* start Provided data *
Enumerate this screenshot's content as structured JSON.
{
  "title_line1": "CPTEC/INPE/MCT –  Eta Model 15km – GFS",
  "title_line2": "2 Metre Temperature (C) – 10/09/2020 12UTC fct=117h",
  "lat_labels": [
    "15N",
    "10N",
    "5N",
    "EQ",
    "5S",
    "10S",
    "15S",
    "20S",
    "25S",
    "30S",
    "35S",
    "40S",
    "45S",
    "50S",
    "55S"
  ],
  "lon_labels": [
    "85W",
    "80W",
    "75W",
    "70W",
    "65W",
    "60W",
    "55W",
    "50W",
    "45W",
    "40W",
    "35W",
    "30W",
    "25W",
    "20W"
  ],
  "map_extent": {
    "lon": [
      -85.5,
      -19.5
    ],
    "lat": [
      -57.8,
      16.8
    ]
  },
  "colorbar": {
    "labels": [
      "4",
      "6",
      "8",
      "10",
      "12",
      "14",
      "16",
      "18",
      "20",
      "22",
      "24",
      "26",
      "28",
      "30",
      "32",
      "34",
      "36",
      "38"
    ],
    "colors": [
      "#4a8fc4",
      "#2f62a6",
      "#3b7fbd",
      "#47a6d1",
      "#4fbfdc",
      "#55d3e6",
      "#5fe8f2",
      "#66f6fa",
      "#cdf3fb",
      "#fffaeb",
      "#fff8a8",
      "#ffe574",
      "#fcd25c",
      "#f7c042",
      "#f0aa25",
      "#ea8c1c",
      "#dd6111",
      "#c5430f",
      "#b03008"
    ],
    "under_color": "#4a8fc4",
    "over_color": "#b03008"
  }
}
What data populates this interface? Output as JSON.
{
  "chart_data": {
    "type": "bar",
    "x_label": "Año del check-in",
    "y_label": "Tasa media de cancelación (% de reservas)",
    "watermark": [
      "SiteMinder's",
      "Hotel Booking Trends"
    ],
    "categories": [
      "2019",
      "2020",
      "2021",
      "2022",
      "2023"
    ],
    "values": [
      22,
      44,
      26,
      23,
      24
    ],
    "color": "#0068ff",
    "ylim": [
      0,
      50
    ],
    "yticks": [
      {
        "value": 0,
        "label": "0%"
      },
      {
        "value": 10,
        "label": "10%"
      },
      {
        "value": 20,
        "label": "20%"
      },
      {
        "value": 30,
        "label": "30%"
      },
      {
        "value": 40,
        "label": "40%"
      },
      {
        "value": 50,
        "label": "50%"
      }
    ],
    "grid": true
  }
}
* end Provided data *
> _The task_:
Retype all of the entries precisely as they are.

> _Exercise answer_:
Enumerate this screenshot's content as structured JSON.
{
  "title_line1": "CPTEC/INPE/MCT –  Eta Model 15km – GFS",
  "title_line2": "2 Metre Temperature (C) – 10/09/2020 12UTC fct=117h",
  "lat_labels": [
    "15N",
    "10N",
    "5N",
    "EQ",
    "5S",
    "10S",
    "15S",
    "20S",
    "25S",
    "30S",
    "35S",
    "40S",
    "45S",
    "50S",
    "55S"
  ],
  "lon_labels": [
    "85W",
    "80W",
    "75W",
    "70W",
    "65W",
    "60W",
    "55W",
    "50W",
    "45W",
    "40W",
    "35W",
    "30W",
    "25W",
    "20W"
  ],
  "map_extent": {
    "lon": [
      -85.5,
      -19.5
    ],
    "lat": [
      -57.8,
      16.8
    ]
  },
  "colorbar": {
    "labels": [
      "4",
      "6",
      "8",
      "10",
      "12",
      "14",
      "16",
      "18",
      "20",
      "22",
      "24",
      "26",
      "28",
      "30",
      "32",
      "34",
      "36",
      "38"
    ],
    "colors": [
      "#4a8fc4",
      "#2f62a6",
      "#3b7fbd",
      "#47a6d1",
      "#4fbfdc",
      "#55d3e6",
      "#5fe8f2",
      "#66f6fa",
      "#cdf3fb",
      "#fffaeb",
      "#fff8a8",
      "#ffe574",
      "#fcd25c",
      "#f7c042",
      "#f0aa25",
      "#ea8c1c",
      "#dd6111",
      "#c5430f",
      "#b03008"
    ],
    "under_color": "#4a8fc4",
    "over_color": "#b03008"
  }
}
What data populates this interface? Output as JSON.
{
  "chart_data": {
    "type": "bar",
    "x_label": "Año del check-in",
    "y_label": "Tasa media de cancelación (% de reservas)",
    "watermark": [
      "SiteMinder's",
      "Hotel Booking Trends"
    ],
    "categories": [
      "2019",
      "2020",
      "2021",
      "2022",
      "2023"
    ],
    "values": [
      22,
      44,
      26,
      23,
      24
    ],
    "color": "#0068ff",
    "ylim": [
      0,
      50
    ],
    "yticks": [
      {
        "value": 0,
        "label": "0%"
      },
      {
        "value": 10,
        "label": "10%"
      },
      {
        "value": 20,
        "label": "20%"
      },
      {
        "value": 30,
        "label": "30%"
      },
      {
        "value": 40,
        "label": "40%"
      },
      {
        "value": 50,
        "label": "50%"
      }
    ],
    "grid": true
  }
}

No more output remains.